EXERCISE DETAILS:
Report every line below that holds the word "Attila".

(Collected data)
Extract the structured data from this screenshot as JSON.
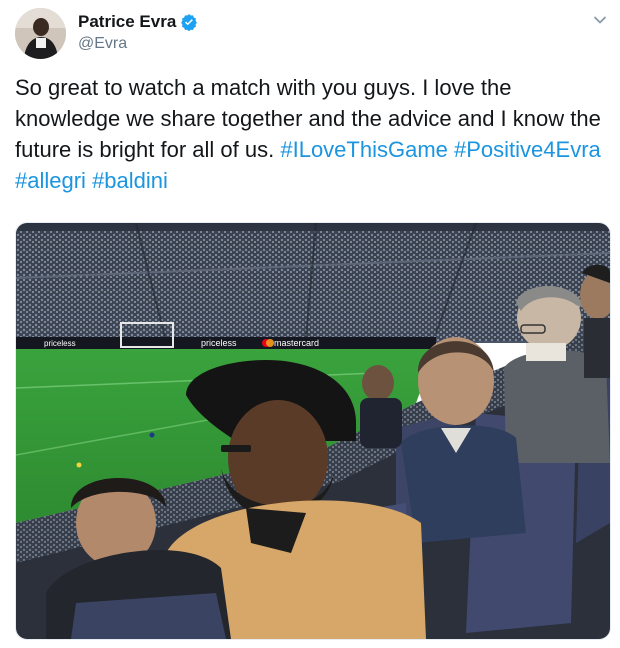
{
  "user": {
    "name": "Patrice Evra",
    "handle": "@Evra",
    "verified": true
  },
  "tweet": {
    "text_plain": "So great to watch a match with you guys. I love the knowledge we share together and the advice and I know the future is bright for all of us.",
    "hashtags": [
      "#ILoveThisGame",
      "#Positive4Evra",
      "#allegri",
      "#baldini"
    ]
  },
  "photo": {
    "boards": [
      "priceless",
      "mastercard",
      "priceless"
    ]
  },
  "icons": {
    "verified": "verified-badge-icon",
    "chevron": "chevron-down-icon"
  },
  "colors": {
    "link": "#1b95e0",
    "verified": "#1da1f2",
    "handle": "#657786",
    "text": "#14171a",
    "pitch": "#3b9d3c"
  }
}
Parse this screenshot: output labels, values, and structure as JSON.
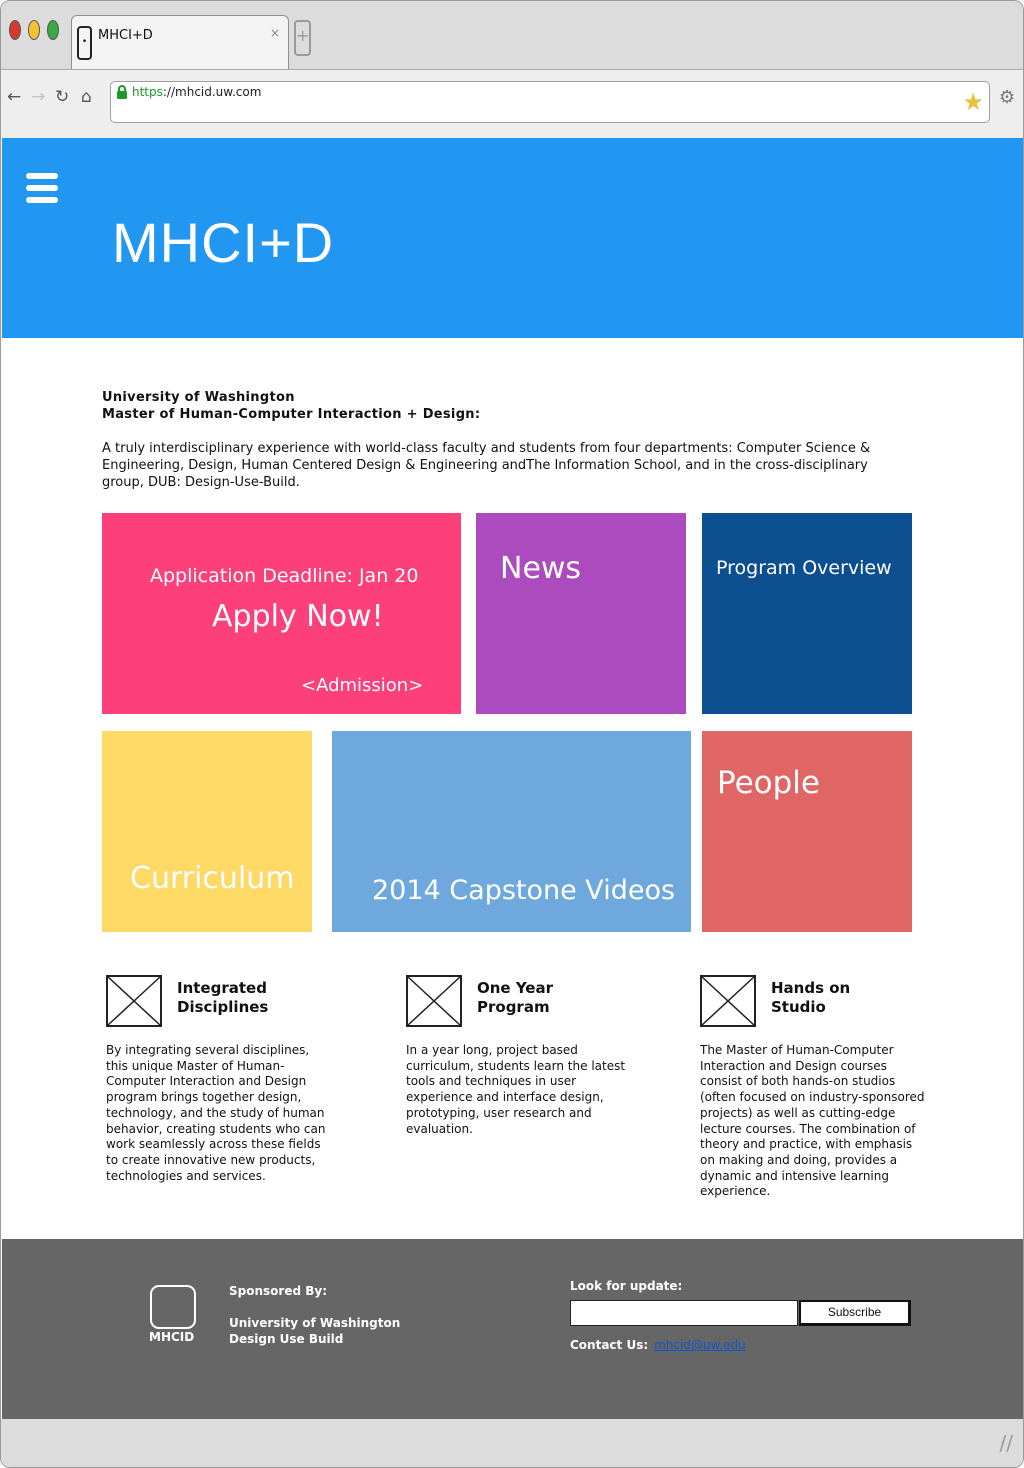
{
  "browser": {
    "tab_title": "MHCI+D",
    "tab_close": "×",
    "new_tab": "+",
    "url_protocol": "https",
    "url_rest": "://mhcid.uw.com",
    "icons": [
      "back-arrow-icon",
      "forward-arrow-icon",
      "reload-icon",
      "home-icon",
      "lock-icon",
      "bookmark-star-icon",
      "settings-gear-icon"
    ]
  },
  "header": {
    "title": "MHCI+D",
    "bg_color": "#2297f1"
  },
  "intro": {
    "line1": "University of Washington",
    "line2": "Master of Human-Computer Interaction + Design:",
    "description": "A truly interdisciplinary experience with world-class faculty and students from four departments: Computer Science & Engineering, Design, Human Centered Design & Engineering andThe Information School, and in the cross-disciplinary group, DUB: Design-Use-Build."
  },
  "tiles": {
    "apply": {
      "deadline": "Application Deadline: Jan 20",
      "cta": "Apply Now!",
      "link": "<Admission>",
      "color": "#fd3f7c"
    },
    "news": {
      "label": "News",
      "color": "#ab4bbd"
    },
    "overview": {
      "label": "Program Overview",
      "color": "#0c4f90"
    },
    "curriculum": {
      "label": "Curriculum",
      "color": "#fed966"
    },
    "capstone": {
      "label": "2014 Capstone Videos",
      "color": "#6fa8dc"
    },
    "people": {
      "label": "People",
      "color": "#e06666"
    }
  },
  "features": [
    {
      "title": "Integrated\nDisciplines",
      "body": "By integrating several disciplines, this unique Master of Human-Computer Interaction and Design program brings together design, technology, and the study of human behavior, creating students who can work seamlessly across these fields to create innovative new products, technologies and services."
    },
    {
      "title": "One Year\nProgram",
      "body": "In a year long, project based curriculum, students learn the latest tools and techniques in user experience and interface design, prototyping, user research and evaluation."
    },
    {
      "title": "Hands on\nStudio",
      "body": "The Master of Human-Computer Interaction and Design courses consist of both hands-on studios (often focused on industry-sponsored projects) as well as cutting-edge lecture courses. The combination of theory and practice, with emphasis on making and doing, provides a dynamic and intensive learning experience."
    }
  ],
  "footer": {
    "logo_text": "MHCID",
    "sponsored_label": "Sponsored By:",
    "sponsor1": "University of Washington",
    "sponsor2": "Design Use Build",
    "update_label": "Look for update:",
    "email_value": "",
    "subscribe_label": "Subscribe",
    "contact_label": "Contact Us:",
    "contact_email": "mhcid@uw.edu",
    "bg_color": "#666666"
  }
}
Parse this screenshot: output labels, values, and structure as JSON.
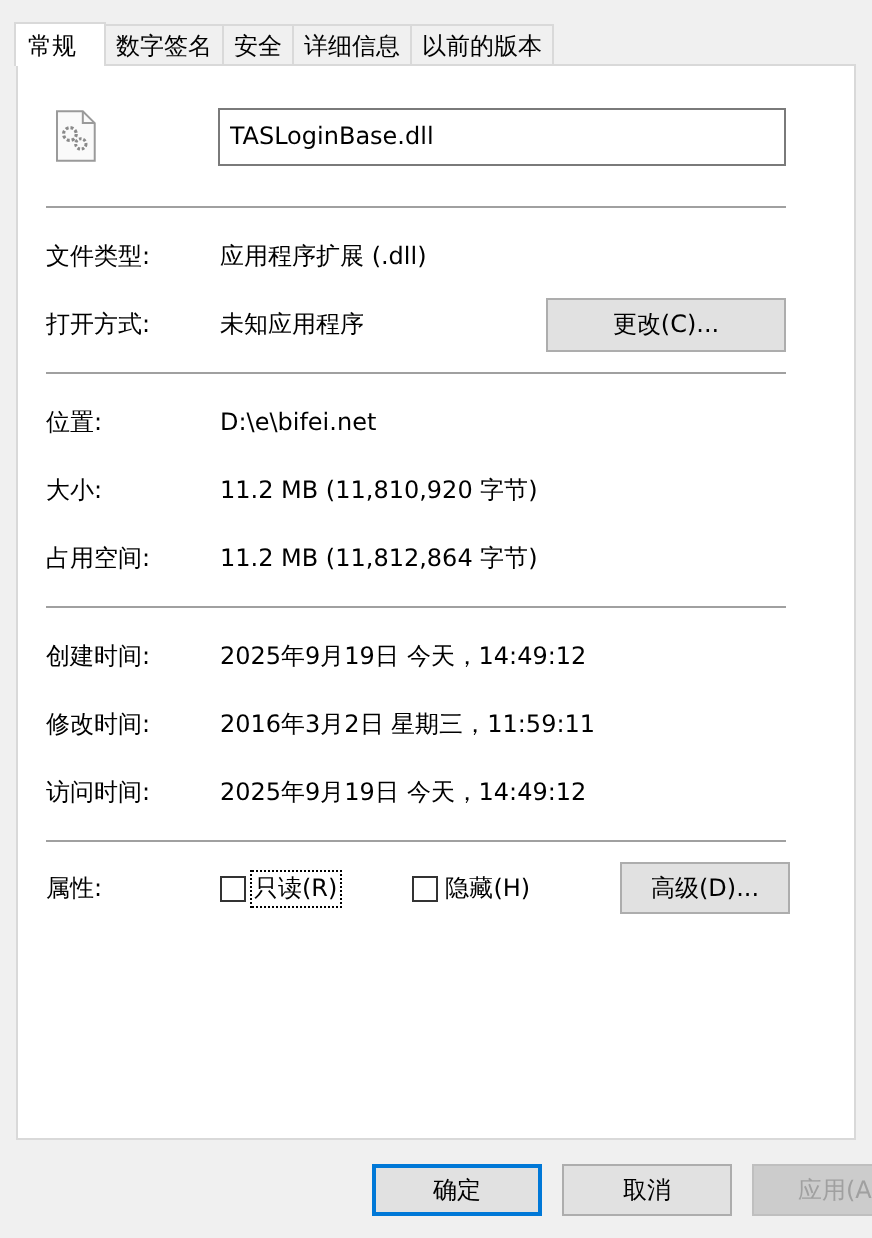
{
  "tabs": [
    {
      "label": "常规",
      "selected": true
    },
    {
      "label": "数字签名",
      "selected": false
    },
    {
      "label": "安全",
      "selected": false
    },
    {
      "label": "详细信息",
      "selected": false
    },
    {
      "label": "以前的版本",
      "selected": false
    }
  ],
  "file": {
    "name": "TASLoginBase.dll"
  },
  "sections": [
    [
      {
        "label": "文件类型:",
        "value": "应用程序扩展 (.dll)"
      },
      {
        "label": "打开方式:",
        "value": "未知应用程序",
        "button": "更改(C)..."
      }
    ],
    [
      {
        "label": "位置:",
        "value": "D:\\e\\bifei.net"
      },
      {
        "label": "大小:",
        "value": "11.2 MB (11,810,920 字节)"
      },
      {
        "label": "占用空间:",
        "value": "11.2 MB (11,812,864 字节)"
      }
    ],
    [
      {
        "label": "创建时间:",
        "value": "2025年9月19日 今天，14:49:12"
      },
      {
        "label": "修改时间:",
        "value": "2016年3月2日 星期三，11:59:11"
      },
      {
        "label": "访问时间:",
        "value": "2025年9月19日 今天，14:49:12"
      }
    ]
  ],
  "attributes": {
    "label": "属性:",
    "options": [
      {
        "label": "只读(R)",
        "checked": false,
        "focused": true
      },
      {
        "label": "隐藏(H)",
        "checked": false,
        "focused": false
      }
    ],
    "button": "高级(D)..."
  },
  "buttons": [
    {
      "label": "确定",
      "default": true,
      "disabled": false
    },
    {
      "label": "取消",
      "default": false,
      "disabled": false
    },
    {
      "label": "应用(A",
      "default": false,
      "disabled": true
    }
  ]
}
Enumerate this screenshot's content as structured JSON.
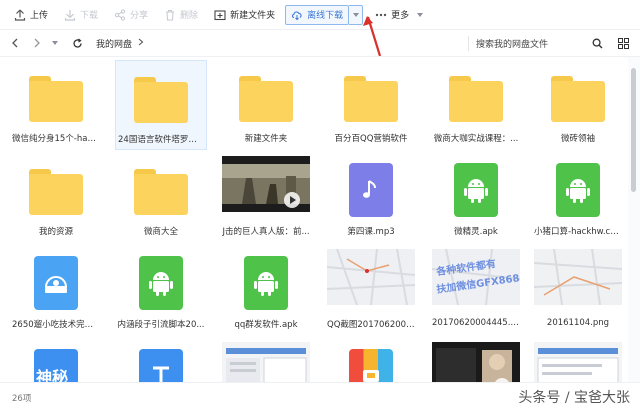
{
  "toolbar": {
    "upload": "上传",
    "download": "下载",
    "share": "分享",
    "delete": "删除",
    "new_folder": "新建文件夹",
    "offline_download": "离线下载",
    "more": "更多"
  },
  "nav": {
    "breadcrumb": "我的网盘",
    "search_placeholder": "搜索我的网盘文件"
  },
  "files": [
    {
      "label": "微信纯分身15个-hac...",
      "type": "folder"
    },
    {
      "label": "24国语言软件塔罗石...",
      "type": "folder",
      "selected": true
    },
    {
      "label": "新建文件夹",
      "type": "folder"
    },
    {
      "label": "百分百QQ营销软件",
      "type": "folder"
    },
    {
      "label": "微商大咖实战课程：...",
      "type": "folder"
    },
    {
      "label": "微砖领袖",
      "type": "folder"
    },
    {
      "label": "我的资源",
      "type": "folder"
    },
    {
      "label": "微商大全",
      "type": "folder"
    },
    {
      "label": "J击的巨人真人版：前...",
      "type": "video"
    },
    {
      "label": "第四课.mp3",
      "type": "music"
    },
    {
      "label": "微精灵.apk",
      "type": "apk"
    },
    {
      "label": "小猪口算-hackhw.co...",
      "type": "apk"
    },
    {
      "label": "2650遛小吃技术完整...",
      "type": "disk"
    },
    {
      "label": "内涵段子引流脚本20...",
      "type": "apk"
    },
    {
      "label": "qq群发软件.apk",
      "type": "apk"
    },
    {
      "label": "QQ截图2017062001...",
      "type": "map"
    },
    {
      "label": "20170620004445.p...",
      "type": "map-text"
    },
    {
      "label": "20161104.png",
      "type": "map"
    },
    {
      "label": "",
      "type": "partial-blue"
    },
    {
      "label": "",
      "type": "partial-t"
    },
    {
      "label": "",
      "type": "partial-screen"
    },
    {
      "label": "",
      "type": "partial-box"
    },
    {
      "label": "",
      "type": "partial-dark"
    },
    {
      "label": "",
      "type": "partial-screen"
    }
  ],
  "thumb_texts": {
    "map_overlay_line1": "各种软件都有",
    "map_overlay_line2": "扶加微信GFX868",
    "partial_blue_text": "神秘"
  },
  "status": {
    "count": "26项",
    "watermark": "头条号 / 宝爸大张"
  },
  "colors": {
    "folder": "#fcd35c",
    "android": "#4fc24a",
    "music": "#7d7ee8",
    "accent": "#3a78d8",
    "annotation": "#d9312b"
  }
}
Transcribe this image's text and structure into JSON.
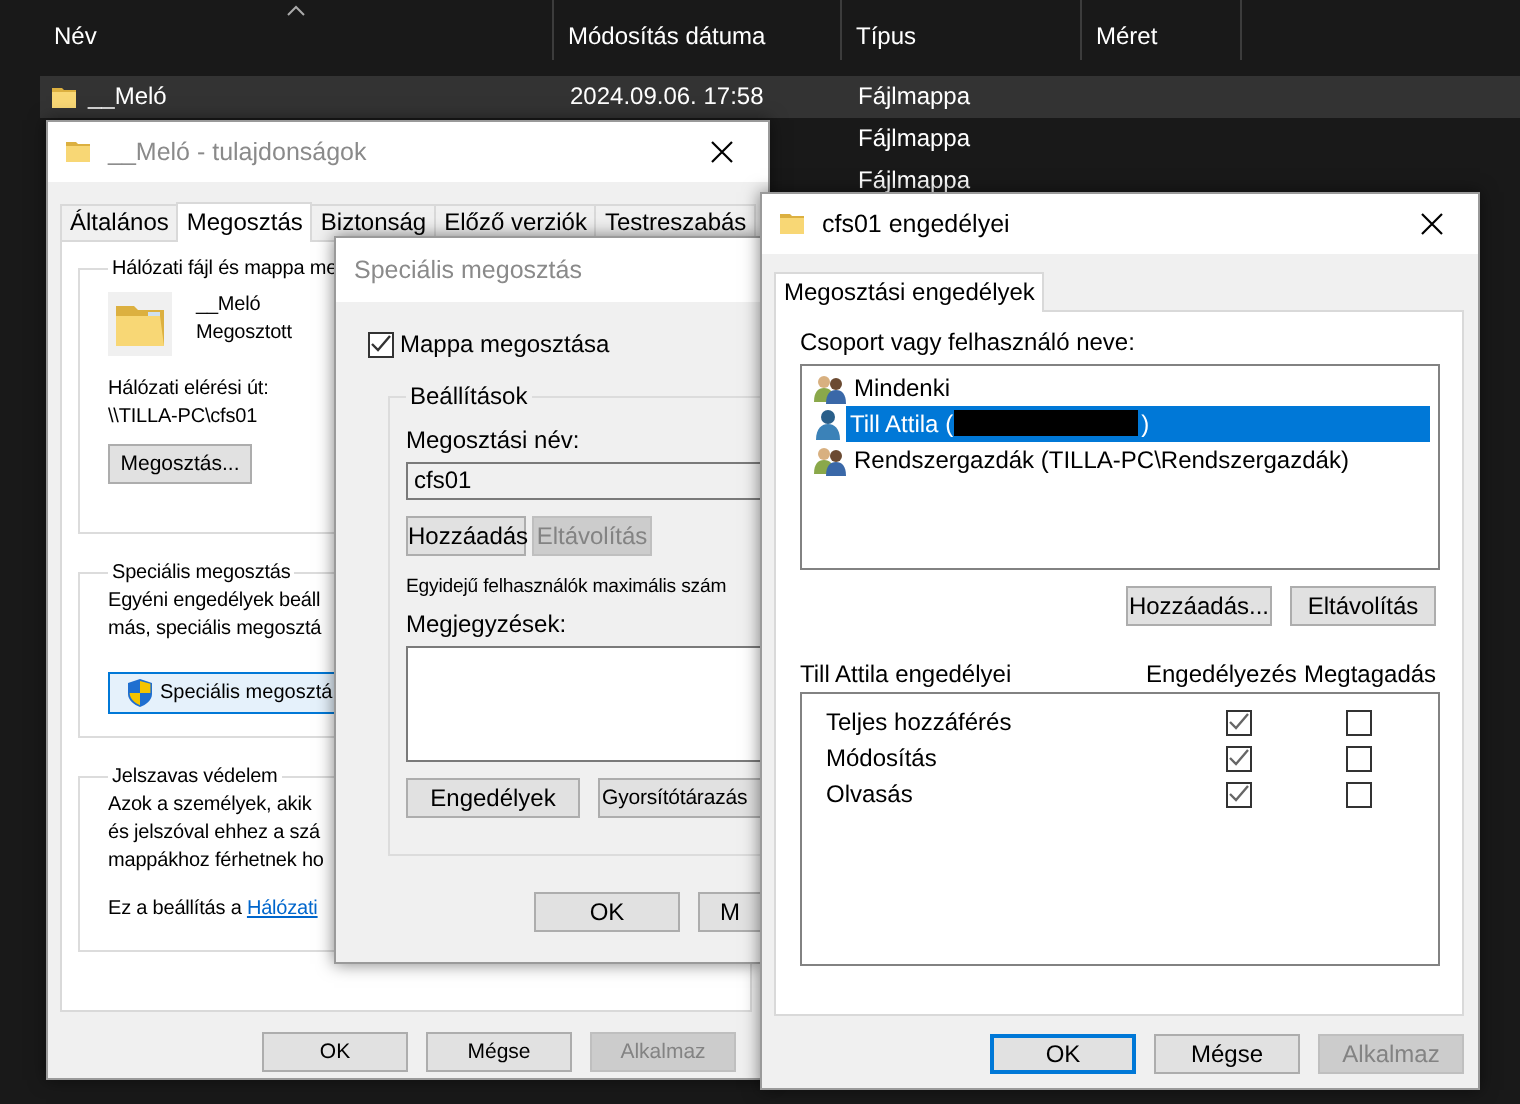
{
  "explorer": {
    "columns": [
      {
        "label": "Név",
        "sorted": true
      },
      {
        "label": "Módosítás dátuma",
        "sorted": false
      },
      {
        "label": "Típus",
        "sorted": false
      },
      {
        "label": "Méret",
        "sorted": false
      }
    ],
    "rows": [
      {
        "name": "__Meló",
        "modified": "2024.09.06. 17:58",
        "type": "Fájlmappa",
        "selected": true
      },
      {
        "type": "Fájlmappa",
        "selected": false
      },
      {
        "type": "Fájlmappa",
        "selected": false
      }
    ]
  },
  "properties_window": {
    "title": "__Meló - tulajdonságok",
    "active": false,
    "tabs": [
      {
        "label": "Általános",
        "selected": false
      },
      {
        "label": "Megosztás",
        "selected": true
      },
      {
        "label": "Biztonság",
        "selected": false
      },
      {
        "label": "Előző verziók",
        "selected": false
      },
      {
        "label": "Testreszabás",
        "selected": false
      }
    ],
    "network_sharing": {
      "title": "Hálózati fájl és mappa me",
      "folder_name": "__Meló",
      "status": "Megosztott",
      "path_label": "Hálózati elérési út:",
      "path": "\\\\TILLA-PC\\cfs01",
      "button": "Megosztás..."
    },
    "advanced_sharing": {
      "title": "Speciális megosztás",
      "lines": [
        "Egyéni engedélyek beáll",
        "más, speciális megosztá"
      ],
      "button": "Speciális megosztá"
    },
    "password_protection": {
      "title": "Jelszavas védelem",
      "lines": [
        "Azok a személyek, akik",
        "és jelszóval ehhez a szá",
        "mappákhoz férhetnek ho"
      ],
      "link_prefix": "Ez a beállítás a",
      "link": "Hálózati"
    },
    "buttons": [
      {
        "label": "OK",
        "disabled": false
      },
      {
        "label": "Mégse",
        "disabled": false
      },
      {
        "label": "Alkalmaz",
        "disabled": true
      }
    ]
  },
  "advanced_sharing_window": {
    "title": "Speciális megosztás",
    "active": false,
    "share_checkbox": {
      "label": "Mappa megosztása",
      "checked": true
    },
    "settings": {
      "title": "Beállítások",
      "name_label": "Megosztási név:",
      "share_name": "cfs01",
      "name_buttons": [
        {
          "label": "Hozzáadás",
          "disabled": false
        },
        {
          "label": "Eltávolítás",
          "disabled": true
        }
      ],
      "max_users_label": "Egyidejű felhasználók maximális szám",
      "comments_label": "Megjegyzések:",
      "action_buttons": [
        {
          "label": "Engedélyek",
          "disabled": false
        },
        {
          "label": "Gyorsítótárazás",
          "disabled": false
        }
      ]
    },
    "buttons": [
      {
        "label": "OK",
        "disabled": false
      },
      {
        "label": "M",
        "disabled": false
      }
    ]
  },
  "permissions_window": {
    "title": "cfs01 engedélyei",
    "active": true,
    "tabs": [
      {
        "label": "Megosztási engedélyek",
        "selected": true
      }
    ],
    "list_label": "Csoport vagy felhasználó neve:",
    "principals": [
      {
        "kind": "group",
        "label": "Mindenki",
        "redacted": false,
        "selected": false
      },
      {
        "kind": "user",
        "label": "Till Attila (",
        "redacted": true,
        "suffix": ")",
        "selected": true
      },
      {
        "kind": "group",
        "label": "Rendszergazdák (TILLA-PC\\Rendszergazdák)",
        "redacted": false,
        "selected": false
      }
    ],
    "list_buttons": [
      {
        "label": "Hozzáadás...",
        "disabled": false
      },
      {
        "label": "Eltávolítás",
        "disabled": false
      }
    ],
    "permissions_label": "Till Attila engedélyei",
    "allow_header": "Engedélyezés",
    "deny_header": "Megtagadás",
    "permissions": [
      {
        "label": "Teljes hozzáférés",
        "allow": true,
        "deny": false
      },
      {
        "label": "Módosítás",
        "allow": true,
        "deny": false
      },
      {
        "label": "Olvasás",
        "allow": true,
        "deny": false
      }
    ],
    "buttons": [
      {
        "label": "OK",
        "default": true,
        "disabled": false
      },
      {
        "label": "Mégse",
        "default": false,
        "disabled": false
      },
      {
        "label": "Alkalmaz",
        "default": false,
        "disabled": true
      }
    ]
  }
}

ANSWER FOR THE TASK:
        "label": "Till Attila (",
    "permissions_label": "Till Attila engedélyei",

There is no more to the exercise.